The problem:
Reproduce the full listing that appears beneath this instruction exactly.

Provided data:
┄┄┄┄┄┄┄┄┄┄┄┄┄┄┄┄┄┄┄┄
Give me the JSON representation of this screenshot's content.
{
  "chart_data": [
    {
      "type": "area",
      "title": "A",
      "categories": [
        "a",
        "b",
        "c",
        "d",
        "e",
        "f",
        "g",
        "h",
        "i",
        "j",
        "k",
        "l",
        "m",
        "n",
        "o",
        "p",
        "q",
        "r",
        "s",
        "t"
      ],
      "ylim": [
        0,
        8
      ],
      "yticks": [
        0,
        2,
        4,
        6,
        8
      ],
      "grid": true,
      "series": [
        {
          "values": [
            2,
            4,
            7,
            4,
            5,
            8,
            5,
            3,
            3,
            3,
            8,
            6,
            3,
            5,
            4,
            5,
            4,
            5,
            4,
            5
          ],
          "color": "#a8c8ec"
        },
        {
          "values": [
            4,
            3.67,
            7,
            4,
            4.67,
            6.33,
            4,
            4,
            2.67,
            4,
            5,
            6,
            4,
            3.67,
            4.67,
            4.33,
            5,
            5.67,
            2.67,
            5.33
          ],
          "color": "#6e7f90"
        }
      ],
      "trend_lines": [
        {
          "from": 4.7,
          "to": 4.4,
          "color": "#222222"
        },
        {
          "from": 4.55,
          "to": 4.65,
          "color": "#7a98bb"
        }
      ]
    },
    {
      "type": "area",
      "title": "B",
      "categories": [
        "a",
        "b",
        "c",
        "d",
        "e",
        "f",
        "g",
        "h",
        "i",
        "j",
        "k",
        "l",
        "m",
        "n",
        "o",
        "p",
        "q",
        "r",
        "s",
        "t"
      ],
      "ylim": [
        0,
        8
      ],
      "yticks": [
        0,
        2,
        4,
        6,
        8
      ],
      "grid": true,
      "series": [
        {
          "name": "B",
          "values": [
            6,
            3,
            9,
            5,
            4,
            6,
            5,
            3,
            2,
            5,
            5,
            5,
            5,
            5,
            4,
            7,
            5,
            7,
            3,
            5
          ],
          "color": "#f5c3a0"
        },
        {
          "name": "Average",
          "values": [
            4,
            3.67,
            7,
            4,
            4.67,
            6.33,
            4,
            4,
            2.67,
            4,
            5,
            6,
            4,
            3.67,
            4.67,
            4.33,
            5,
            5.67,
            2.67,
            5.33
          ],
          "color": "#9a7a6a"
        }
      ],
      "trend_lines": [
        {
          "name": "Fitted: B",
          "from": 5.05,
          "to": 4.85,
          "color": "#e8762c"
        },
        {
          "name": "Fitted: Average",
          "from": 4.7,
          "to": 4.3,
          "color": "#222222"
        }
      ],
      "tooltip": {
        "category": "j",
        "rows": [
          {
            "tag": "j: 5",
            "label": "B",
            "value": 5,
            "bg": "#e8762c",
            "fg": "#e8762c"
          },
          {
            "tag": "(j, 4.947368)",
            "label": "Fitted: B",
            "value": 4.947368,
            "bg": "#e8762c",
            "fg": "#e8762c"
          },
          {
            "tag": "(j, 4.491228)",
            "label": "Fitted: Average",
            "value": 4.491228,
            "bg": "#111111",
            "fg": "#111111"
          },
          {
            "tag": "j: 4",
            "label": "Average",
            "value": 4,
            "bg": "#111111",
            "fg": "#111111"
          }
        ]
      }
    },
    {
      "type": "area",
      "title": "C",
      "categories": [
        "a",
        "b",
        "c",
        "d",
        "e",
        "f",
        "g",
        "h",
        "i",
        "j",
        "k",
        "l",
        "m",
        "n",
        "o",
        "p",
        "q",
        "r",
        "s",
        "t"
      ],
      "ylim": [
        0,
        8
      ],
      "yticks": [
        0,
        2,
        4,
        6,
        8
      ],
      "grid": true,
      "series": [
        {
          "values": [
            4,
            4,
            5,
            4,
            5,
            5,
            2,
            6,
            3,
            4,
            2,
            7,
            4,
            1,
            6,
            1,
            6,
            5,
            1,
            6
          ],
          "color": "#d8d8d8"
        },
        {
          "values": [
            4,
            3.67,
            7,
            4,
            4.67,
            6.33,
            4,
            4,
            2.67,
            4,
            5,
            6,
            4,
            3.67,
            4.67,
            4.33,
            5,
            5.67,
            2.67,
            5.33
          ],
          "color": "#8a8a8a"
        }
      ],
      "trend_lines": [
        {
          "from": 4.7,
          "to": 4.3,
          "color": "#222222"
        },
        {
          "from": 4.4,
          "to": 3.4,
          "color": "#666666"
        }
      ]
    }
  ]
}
┄┄┄┄┄┄┄┄┄┄┄┄┄┄┄┄┄┄┄┄
Written response:
Give me the JSON representation of this screenshot's content.
{
  "chart_data": [
    {
      "type": "area",
      "title": "A",
      "categories": [
        "a",
        "b",
        "c",
        "d",
        "e",
        "f",
        "g",
        "h",
        "i",
        "j",
        "k",
        "l",
        "m",
        "n",
        "o",
        "p",
        "q",
        "r",
        "s",
        "t"
      ],
      "ylim": [
        0,
        8
      ],
      "yticks": [
        0,
        2,
        4,
        6,
        8
      ],
      "grid": true,
      "series": [
        {
          "values": [
            2,
            4,
            7,
            4,
            5,
            8,
            5,
            3,
            3,
            3,
            8,
            6,
            3,
            5,
            4,
            5,
            4,
            5,
            4,
            5
          ],
          "color": "#a8c8ec"
        },
        {
          "values": [
            4,
            3.67,
            7,
            4,
            4.67,
            6.33,
            4,
            4,
            2.67,
            4,
            5,
            6,
            4,
            3.67,
            4.67,
            4.33,
            5,
            5.67,
            2.67,
            5.33
          ],
          "color": "#6e7f90"
        }
      ],
      "trend_lines": [
        {
          "from": 4.7,
          "to": 4.4,
          "color": "#222222"
        },
        {
          "from": 4.55,
          "to": 4.65,
          "color": "#7a98bb"
        }
      ]
    },
    {
      "type": "area",
      "title": "B",
      "categories": [
        "a",
        "b",
        "c",
        "d",
        "e",
        "f",
        "g",
        "h",
        "i",
        "j",
        "k",
        "l",
        "m",
        "n",
        "o",
        "p",
        "q",
        "r",
        "s",
        "t"
      ],
      "ylim": [
        0,
        8
      ],
      "yticks": [
        0,
        2,
        4,
        6,
        8
      ],
      "grid": true,
      "series": [
        {
          "name": "B",
          "values": [
            6,
            3,
            9,
            5,
            4,
            6,
            5,
            3,
            2,
            5,
            5,
            5,
            5,
            5,
            4,
            7,
            5,
            7,
            3,
            5
          ],
          "color": "#f5c3a0"
        },
        {
          "name": "Average",
          "values": [
            4,
            3.67,
            7,
            4,
            4.67,
            6.33,
            4,
            4,
            2.67,
            4,
            5,
            6,
            4,
            3.67,
            4.67,
            4.33,
            5,
            5.67,
            2.67,
            5.33
          ],
          "color": "#9a7a6a"
        }
      ],
      "trend_lines": [
        {
          "name": "Fitted: B",
          "from": 5.05,
          "to": 4.85,
          "color": "#e8762c"
        },
        {
          "name": "Fitted: Average",
          "from": 4.7,
          "to": 4.3,
          "color": "#222222"
        }
      ],
      "tooltip": {
        "category": "j",
        "rows": [
          {
            "tag": "j: 5",
            "label": "B",
            "value": 5,
            "bg": "#e8762c",
            "fg": "#e8762c"
          },
          {
            "tag": "(j, 4.947368)",
            "label": "Fitted: B",
            "value": 4.947368,
            "bg": "#e8762c",
            "fg": "#e8762c"
          },
          {
            "tag": "(j, 4.491228)",
            "label": "Fitted: Average",
            "value": 4.491228,
            "bg": "#111111",
            "fg": "#111111"
          },
          {
            "tag": "j: 4",
            "label": "Average",
            "value": 4,
            "bg": "#111111",
            "fg": "#111111"
          }
        ]
      }
    },
    {
      "type": "area",
      "title": "C",
      "categories": [
        "a",
        "b",
        "c",
        "d",
        "e",
        "f",
        "g",
        "h",
        "i",
        "j",
        "k",
        "l",
        "m",
        "n",
        "o",
        "p",
        "q",
        "r",
        "s",
        "t"
      ],
      "ylim": [
        0,
        8
      ],
      "yticks": [
        0,
        2,
        4,
        6,
        8
      ],
      "grid": true,
      "series": [
        {
          "values": [
            4,
            4,
            5,
            4,
            5,
            5,
            2,
            6,
            3,
            4,
            2,
            7,
            4,
            1,
            6,
            1,
            6,
            5,
            1,
            6
          ],
          "color": "#d8d8d8"
        },
        {
          "values": [
            4,
            3.67,
            7,
            4,
            4.67,
            6.33,
            4,
            4,
            2.67,
            4,
            5,
            6,
            4,
            3.67,
            4.67,
            4.33,
            5,
            5.67,
            2.67,
            5.33
          ],
          "color": "#8a8a8a"
        }
      ],
      "trend_lines": [
        {
          "from": 4.7,
          "to": 4.3,
          "color": "#222222"
        },
        {
          "from": 4.4,
          "to": 3.4,
          "color": "#666666"
        }
      ]
    }
  ]
}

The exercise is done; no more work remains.